## Exercise task
Omit the pictures from the entries below and retype everything else exactly.

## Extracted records
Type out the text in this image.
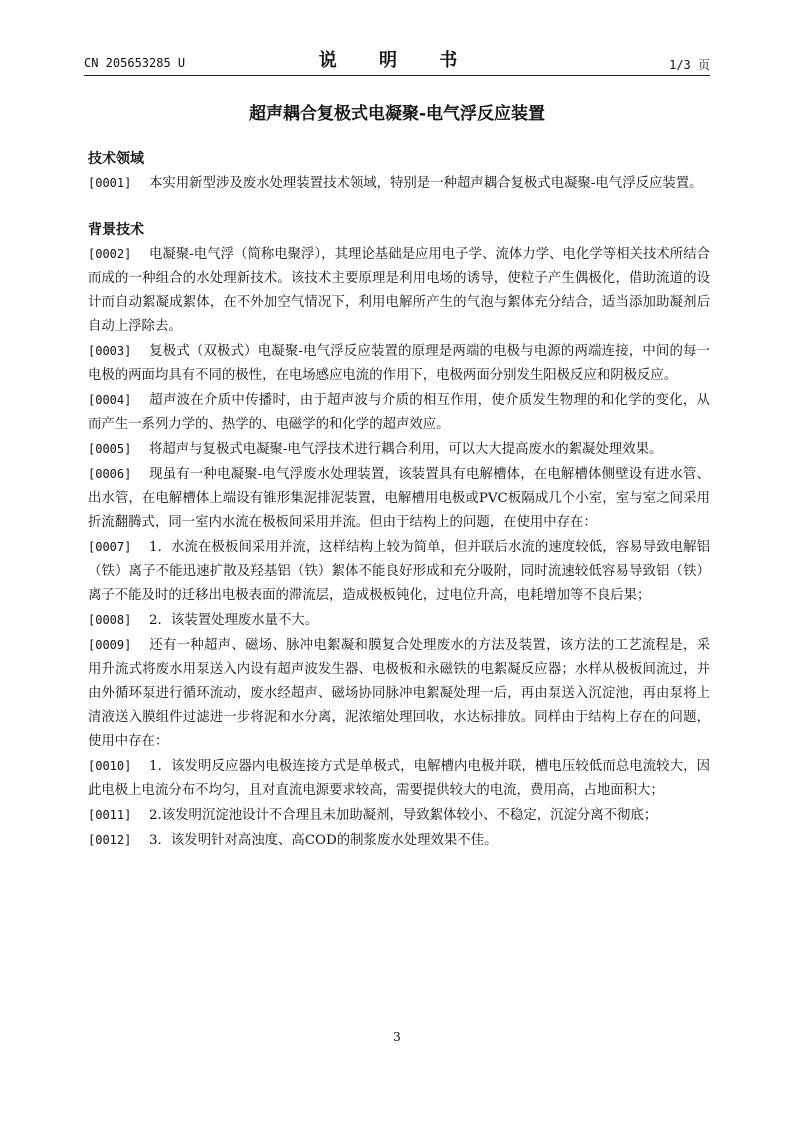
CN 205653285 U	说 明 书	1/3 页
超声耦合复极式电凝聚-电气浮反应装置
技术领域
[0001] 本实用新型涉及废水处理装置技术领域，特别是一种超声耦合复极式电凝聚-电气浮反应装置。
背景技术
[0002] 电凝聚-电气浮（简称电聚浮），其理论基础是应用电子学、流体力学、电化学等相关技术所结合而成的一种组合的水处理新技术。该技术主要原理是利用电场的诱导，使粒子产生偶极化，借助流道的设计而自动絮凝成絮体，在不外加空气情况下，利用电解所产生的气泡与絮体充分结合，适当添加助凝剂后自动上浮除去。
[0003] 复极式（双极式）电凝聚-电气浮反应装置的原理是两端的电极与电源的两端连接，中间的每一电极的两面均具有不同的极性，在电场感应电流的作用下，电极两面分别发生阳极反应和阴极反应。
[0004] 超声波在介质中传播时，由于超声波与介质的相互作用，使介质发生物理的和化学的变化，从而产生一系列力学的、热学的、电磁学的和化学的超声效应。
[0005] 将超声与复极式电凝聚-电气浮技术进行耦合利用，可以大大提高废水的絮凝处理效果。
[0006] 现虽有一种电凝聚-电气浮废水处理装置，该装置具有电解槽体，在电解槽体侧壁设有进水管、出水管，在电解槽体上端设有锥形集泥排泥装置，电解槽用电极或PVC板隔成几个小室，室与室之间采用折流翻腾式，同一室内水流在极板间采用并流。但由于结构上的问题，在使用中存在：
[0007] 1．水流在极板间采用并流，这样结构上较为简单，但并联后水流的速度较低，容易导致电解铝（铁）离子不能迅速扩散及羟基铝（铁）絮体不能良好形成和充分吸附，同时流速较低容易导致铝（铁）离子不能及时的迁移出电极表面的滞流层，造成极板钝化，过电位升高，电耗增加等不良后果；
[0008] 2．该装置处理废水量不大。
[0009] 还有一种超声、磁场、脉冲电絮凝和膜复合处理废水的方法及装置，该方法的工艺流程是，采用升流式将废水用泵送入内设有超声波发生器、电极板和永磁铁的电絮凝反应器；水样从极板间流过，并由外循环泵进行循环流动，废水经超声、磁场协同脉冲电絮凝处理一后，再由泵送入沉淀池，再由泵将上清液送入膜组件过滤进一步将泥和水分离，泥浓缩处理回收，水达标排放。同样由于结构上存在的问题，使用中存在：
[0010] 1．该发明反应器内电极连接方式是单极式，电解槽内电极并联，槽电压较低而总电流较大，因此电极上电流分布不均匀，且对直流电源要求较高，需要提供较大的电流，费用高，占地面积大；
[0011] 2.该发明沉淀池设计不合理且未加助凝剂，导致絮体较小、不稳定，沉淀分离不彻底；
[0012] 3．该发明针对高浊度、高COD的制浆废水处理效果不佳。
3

## Answer for the task
Type out the text in this image.
CN 205653285 U	说 明 书	1/3 页
超声耦合复极式电凝聚-电气浮反应装置
技术领域
[0001] 本实用新型涉及废水处理装置技术领域，特别是一种超声耦合复极式电凝聚-电气浮反应装置。
背景技术
[0002] 电凝聚-电气浮（简称电聚浮），其理论基础是应用电子学、流体力学、电化学等相关技术所结合而成的一种组合的水处理新技术。该技术主要原理是利用电场的诱导，使粒子产生偶极化，借助流道的设计而自动絮凝成絮体，在不外加空气情况下，利用电解所产生的气泡与絮体充分结合，适当添加助凝剂后自动上浮除去。
[0003] 复极式（双极式）电凝聚-电气浮反应装置的原理是两端的电极与电源的两端连接，中间的每一电极的两面均具有不同的极性，在电场感应电流的作用下，电极两面分别发生阳极反应和阴极反应。
[0004] 超声波在介质中传播时，由于超声波与介质的相互作用，使介质发生物理的和化学的变化，从而产生一系列力学的、热学的、电磁学的和化学的超声效应。
[0005] 将超声与复极式电凝聚-电气浮技术进行耦合利用，可以大大提高废水的絮凝处理效果。
[0006] 现虽有一种电凝聚-电气浮废水处理装置，该装置具有电解槽体，在电解槽体侧壁设有进水管、出水管，在电解槽体上端设有锥形集泥排泥装置，电解槽用电极或PVC板隔成几个小室，室与室之间采用折流翻腾式，同一室内水流在极板间采用并流。但由于结构上的问题，在使用中存在：
[0007] 1．水流在极板间采用并流，这样结构上较为简单，但并联后水流的速度较低，容易导致电解铝（铁）离子不能迅速扩散及羟基铝（铁）絮体不能良好形成和充分吸附，同时流速较低容易导致铝（铁）离子不能及时的迁移出电极表面的滞流层，造成极板钝化，过电位升高，电耗增加等不良后果；
[0008] 2．该装置处理废水量不大。
[0009] 还有一种超声、磁场、脉冲电絮凝和膜复合处理废水的方法及装置，该方法的工艺流程是，采用升流式将废水用泵送入内设有超声波发生器、电极板和永磁铁的电絮凝反应器；水样从极板间流过，并由外循环泵进行循环流动，废水经超声、磁场协同脉冲电絮凝处理一后，再由泵送入沉淀池，再由泵将上清液送入膜组件过滤进一步将泥和水分离，泥浓缩处理回收，水达标排放。同样由于结构上存在的问题，使用中存在：
[0010] 1．该发明反应器内电极连接方式是单极式，电解槽内电极并联，槽电压较低而总电流较大，因此电极上电流分布不均匀，且对直流电源要求较高，需要提供较大的电流，费用高，占地面积大；
[0011] 2.该发明沉淀池设计不合理且未加助凝剂，导致絮体较小、不稳定，沉淀分离不彻底；
[0012] 3．该发明针对高浊度、高COD的制浆废水处理效果不佳。
3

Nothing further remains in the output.